(Data entries)
+ + + + +
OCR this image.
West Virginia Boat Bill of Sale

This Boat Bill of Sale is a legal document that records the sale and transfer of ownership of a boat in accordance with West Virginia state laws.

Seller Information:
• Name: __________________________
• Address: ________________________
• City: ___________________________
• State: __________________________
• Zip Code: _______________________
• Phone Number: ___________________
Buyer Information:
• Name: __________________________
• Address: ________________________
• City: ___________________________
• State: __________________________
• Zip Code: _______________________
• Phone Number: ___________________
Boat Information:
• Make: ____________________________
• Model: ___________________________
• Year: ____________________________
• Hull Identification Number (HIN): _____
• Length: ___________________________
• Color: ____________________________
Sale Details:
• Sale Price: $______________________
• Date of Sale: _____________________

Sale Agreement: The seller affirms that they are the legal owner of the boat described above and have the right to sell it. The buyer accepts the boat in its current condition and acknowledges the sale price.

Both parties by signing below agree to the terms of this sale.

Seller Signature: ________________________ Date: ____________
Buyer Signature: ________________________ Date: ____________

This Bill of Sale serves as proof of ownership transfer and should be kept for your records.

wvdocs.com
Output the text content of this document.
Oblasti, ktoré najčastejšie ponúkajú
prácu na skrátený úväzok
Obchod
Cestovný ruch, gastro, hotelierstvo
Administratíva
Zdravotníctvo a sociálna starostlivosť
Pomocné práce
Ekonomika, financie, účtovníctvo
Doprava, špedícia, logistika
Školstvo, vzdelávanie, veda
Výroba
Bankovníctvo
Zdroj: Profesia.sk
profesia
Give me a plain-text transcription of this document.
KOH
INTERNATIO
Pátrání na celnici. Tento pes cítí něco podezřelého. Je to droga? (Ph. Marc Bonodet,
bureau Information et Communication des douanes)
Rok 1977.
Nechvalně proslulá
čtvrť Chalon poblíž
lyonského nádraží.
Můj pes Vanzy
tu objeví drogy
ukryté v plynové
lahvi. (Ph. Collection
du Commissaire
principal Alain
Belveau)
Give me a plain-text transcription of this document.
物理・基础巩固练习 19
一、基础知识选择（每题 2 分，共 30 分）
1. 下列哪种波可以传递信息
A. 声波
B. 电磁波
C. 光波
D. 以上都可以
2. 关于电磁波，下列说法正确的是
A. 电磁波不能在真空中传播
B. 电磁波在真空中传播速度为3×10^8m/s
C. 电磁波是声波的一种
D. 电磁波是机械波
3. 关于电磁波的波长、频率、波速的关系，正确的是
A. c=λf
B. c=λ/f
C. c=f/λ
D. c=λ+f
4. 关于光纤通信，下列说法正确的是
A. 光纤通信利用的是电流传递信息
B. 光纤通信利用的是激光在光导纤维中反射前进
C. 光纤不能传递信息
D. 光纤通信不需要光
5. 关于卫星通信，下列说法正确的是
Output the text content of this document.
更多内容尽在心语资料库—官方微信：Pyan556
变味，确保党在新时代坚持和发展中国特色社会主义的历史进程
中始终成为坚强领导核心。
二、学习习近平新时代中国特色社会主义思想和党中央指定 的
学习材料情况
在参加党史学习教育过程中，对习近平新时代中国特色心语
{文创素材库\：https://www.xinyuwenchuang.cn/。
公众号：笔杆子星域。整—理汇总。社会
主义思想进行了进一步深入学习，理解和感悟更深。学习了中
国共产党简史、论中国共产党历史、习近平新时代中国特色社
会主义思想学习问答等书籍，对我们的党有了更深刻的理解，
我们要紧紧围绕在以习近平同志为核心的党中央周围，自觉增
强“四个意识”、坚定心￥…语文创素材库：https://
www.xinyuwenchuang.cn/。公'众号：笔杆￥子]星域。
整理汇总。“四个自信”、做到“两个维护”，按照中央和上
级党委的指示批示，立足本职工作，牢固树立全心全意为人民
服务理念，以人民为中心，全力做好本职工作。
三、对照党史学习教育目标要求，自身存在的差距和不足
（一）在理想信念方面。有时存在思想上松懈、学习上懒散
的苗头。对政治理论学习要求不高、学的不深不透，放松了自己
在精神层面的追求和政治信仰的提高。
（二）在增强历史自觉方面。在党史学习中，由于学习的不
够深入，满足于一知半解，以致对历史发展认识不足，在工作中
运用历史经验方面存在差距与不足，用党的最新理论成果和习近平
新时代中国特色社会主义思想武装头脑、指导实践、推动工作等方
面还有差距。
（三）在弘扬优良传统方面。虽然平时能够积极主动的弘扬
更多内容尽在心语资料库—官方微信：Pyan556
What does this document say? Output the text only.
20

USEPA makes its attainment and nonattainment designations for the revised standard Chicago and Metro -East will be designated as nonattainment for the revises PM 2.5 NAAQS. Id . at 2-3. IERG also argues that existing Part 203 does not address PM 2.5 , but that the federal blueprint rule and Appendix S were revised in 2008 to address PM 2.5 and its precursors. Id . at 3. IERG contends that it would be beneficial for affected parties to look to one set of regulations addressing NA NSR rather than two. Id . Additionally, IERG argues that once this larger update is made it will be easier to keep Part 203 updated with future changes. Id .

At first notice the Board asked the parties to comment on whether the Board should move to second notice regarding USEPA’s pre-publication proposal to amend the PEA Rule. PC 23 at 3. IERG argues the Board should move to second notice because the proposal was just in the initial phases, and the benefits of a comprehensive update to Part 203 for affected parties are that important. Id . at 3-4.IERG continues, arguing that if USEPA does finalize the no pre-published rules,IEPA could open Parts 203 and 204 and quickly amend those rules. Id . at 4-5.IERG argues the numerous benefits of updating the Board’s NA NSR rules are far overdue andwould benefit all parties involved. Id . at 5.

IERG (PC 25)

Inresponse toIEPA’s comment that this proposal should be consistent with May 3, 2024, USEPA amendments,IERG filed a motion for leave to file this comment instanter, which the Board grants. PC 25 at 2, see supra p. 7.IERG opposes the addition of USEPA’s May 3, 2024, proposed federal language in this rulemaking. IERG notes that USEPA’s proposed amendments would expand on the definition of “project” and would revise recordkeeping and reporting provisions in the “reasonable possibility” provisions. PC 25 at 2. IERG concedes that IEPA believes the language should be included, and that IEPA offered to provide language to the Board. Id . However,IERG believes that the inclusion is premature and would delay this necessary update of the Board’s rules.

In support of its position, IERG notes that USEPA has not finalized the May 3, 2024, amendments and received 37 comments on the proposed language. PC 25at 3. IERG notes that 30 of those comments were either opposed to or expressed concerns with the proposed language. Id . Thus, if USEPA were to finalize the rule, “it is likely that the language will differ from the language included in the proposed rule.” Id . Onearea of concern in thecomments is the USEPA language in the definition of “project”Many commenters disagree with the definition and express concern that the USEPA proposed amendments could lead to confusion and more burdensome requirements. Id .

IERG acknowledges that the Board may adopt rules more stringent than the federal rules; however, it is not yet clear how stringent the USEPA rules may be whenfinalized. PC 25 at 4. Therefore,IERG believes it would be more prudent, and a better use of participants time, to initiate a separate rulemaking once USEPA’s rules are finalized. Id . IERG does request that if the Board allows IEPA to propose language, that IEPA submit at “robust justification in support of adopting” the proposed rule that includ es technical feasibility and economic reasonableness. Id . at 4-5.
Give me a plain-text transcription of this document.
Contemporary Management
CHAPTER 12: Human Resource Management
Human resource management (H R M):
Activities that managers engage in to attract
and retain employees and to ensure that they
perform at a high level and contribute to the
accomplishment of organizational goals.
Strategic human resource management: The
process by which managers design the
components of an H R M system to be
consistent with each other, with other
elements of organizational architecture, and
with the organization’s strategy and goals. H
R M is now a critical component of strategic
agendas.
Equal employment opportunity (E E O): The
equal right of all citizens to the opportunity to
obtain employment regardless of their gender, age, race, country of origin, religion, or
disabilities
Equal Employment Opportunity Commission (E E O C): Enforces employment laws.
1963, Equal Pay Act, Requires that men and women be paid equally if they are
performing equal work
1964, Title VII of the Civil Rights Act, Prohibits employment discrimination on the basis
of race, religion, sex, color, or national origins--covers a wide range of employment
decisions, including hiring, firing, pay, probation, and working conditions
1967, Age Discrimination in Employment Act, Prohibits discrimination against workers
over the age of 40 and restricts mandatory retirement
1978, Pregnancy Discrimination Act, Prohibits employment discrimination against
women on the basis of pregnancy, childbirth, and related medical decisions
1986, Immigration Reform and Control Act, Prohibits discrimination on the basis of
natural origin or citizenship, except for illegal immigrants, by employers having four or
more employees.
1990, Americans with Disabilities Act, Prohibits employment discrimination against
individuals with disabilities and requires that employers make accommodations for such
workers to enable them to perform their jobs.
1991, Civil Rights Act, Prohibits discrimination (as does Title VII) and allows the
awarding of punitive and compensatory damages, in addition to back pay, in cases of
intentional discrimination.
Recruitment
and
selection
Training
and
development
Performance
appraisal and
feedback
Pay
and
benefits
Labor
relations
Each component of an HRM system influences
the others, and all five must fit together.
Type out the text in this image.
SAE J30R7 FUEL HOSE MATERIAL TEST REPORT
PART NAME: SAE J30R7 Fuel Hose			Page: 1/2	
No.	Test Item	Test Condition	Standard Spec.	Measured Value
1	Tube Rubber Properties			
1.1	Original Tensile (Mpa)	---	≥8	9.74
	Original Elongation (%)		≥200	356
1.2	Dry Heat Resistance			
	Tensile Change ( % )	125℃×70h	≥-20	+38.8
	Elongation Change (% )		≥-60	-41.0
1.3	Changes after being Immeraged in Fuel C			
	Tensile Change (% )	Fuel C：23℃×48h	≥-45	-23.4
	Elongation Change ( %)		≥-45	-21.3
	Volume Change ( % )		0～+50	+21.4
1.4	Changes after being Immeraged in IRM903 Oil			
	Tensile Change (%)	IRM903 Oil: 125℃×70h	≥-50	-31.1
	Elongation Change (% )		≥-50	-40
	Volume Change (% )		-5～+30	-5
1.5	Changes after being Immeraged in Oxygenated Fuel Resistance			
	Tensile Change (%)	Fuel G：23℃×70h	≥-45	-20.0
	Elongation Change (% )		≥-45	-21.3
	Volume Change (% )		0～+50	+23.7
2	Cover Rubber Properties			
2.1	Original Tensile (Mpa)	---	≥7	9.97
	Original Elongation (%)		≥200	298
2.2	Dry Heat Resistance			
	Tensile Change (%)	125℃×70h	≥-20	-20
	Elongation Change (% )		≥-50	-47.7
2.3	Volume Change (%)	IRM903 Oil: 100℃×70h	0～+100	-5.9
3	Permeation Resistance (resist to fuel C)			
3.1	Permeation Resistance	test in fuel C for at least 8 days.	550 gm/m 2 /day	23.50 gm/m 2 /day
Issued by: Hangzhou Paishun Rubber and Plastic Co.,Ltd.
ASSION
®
+ + + + +
> **Given request**
Collect every line above that contains the word "https".

> **Solution**
{文创素材库\：https://www.xinyuwenchuang.cn/。
强“四个意识”、坚定心￥…语文创素材库：https://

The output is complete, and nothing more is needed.